## Written problem
Reproduce the records below in full and word for word, excluding pictures.

## Material for this task
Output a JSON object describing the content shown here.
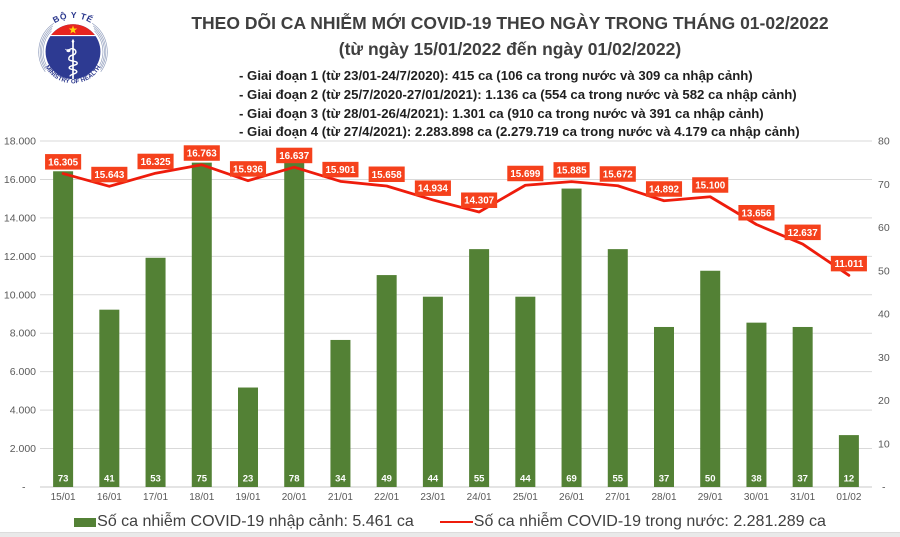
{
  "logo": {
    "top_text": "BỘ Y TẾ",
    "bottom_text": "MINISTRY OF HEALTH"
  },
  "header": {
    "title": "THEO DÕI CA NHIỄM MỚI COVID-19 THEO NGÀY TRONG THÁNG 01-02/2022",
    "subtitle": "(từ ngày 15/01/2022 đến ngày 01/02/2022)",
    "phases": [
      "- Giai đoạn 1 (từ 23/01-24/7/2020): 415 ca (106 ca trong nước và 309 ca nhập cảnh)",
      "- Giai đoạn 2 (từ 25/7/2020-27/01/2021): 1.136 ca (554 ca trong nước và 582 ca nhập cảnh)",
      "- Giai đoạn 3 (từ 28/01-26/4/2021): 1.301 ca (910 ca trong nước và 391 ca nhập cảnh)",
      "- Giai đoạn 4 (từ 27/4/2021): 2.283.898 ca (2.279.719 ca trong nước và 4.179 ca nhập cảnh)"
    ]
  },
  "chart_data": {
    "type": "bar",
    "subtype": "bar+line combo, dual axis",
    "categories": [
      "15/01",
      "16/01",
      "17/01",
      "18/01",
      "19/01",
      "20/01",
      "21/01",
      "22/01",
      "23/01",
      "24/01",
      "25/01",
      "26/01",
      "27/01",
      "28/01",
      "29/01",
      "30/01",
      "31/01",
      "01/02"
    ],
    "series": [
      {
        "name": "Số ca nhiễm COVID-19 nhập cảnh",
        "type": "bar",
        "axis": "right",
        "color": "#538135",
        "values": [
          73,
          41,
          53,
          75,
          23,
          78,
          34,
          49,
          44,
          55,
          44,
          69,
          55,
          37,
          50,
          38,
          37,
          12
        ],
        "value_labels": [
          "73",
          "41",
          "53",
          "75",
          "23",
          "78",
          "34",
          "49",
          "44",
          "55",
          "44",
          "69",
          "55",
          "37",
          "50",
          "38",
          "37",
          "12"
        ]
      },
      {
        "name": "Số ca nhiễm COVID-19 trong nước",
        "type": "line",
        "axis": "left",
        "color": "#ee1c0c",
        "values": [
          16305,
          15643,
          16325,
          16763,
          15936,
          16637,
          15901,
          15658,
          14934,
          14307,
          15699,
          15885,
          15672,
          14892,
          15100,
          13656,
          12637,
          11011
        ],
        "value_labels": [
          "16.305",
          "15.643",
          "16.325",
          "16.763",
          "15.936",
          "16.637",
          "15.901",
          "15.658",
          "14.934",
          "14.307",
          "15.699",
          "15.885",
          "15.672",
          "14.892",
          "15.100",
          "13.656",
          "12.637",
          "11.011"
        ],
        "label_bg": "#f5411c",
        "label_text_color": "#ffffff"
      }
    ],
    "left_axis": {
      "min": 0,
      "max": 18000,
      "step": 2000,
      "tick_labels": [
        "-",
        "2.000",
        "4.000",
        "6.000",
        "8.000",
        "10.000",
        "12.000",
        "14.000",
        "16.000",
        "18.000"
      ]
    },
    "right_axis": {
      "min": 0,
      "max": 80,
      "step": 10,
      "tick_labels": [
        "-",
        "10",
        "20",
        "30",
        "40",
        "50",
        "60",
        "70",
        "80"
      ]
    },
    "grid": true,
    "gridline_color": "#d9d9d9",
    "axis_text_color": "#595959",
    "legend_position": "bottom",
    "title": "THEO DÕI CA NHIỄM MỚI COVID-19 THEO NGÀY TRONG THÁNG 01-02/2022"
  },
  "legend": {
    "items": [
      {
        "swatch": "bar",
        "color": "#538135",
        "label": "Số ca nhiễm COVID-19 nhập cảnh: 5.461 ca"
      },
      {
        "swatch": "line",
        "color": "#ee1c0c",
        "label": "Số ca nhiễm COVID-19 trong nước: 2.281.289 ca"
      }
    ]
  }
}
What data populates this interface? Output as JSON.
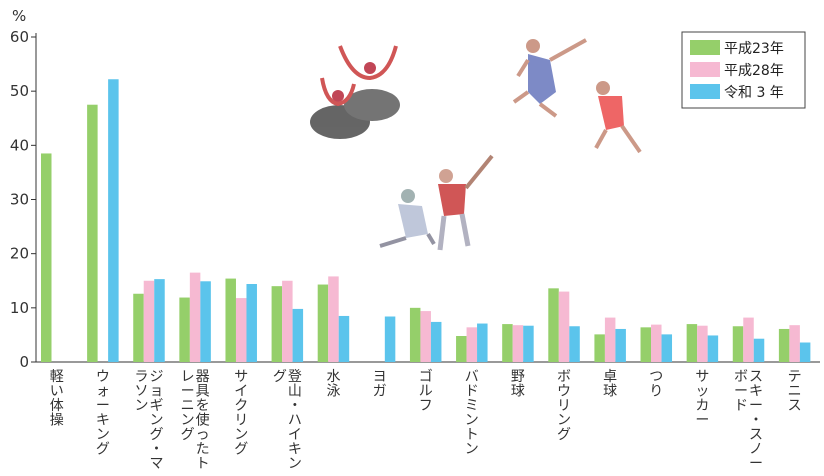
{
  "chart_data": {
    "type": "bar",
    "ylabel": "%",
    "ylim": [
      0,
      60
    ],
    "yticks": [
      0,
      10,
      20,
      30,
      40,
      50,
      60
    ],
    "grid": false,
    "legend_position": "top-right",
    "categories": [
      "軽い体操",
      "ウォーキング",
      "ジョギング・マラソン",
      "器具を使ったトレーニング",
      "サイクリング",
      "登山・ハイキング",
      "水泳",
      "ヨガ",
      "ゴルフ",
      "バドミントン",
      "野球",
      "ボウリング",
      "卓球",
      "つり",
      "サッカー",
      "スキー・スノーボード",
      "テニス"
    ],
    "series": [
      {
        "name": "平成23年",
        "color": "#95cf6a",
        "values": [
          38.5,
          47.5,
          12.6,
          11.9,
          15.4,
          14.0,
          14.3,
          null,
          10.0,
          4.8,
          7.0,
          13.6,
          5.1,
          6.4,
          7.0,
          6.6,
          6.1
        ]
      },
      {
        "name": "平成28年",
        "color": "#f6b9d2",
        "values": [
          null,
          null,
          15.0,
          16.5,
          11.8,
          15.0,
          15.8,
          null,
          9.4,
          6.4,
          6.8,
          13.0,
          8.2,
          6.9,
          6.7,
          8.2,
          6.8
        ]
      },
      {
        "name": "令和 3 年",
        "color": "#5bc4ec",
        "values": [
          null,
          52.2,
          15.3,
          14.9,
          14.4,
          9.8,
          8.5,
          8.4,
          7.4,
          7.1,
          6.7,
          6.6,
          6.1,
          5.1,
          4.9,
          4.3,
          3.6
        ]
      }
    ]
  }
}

## Reply to the task
Output a JSON object describing the content shown here.
{
  "logo": {
    "top_text": "BỘ Y TẾ",
    "bottom_text": "MINISTRY OF HEALTH"
  },
  "header": {
    "title": "THEO DÕI CA NHIỄM MỚI COVID-19 THEO NGÀY TRONG THÁNG 01-02/2022",
    "subtitle": "(từ ngày 15/01/2022 đến ngày 01/02/2022)",
    "phases": [
      "- Giai đoạn 1 (từ 23/01-24/7/2020): 415 ca (106 ca trong nước và 309 ca nhập cảnh)",
      "- Giai đoạn 2 (từ 25/7/2020-27/01/2021): 1.136 ca (554 ca trong nước và 582 ca nhập cảnh)",
      "- Giai đoạn 3 (từ 28/01-26/4/2021): 1.301 ca (910 ca trong nước và 391 ca nhập cảnh)",
      "- Giai đoạn 4 (từ 27/4/2021): 2.283.898 ca (2.279.719 ca trong nước và 4.179 ca nhập cảnh)"
    ]
  },
  "chart_data": {
    "type": "bar",
    "subtype": "bar+line combo, dual axis",
    "categories": [
      "15/01",
      "16/01",
      "17/01",
      "18/01",
      "19/01",
      "20/01",
      "21/01",
      "22/01",
      "23/01",
      "24/01",
      "25/01",
      "26/01",
      "27/01",
      "28/01",
      "29/01",
      "30/01",
      "31/01",
      "01/02"
    ],
    "series": [
      {
        "name": "Số ca nhiễm COVID-19 nhập cảnh",
        "type": "bar",
        "axis": "right",
        "color": "#538135",
        "values": [
          73,
          41,
          53,
          75,
          23,
          78,
          34,
          49,
          44,
          55,
          44,
          69,
          55,
          37,
          50,
          38,
          37,
          12
        ],
        "value_labels": [
          "73",
          "41",
          "53",
          "75",
          "23",
          "78",
          "34",
          "49",
          "44",
          "55",
          "44",
          "69",
          "55",
          "37",
          "50",
          "38",
          "37",
          "12"
        ]
      },
      {
        "name": "Số ca nhiễm COVID-19 trong nước",
        "type": "line",
        "axis": "left",
        "color": "#ee1c0c",
        "values": [
          16305,
          15643,
          16325,
          16763,
          15936,
          16637,
          15901,
          15658,
          14934,
          14307,
          15699,
          15885,
          15672,
          14892,
          15100,
          13656,
          12637,
          11011
        ],
        "value_labels": [
          "16.305",
          "15.643",
          "16.325",
          "16.763",
          "15.936",
          "16.637",
          "15.901",
          "15.658",
          "14.934",
          "14.307",
          "15.699",
          "15.885",
          "15.672",
          "14.892",
          "15.100",
          "13.656",
          "12.637",
          "11.011"
        ],
        "label_bg": "#f5411c",
        "label_text_color": "#ffffff"
      }
    ],
    "left_axis": {
      "min": 0,
      "max": 18000,
      "step": 2000,
      "tick_labels": [
        "-",
        "2.000",
        "4.000",
        "6.000",
        "8.000",
        "10.000",
        "12.000",
        "14.000",
        "16.000",
        "18.000"
      ]
    },
    "right_axis": {
      "min": 0,
      "max": 80,
      "step": 10,
      "tick_labels": [
        "-",
        "10",
        "20",
        "30",
        "40",
        "50",
        "60",
        "70",
        "80"
      ]
    },
    "grid": true,
    "gridline_color": "#d9d9d9",
    "axis_text_color": "#595959",
    "legend_position": "bottom",
    "title": "THEO DÕI CA NHIỄM MỚI COVID-19 THEO NGÀY TRONG THÁNG 01-02/2022"
  },
  "legend": {
    "items": [
      {
        "swatch": "bar",
        "color": "#538135",
        "label": "Số ca nhiễm COVID-19 nhập cảnh: 5.461 ca"
      },
      {
        "swatch": "line",
        "color": "#ee1c0c",
        "label": "Số ca nhiễm COVID-19 trong nước: 2.281.289 ca"
      }
    ]
  }
}
What data populates this interface? Output as JSON.
{
  "chart_data": {
    "type": "bar",
    "ylabel": "%",
    "ylim": [
      0,
      60
    ],
    "yticks": [
      0,
      10,
      20,
      30,
      40,
      50,
      60
    ],
    "grid": false,
    "legend_position": "top-right",
    "categories": [
      "軽い体操",
      "ウォーキング",
      "ジョギング・マラソン",
      "器具を使ったトレーニング",
      "サイクリング",
      "登山・ハイキング",
      "水泳",
      "ヨガ",
      "ゴルフ",
      "バドミントン",
      "野球",
      "ボウリング",
      "卓球",
      "つり",
      "サッカー",
      "スキー・スノーボード",
      "テニス"
    ],
    "series": [
      {
        "name": "平成23年",
        "color": "#95cf6a",
        "values": [
          38.5,
          47.5,
          12.6,
          11.9,
          15.4,
          14.0,
          14.3,
          null,
          10.0,
          4.8,
          7.0,
          13.6,
          5.1,
          6.4,
          7.0,
          6.6,
          6.1
        ]
      },
      {
        "name": "平成28年",
        "color": "#f6b9d2",
        "values": [
          null,
          null,
          15.0,
          16.5,
          11.8,
          15.0,
          15.8,
          null,
          9.4,
          6.4,
          6.8,
          13.0,
          8.2,
          6.9,
          6.7,
          8.2,
          6.8
        ]
      },
      {
        "name": "令和 3 年",
        "color": "#5bc4ec",
        "values": [
          null,
          52.2,
          15.3,
          14.9,
          14.4,
          9.8,
          8.5,
          8.4,
          7.4,
          7.1,
          6.7,
          6.6,
          6.1,
          5.1,
          4.9,
          4.3,
          3.6
        ]
      }
    ]
  }
}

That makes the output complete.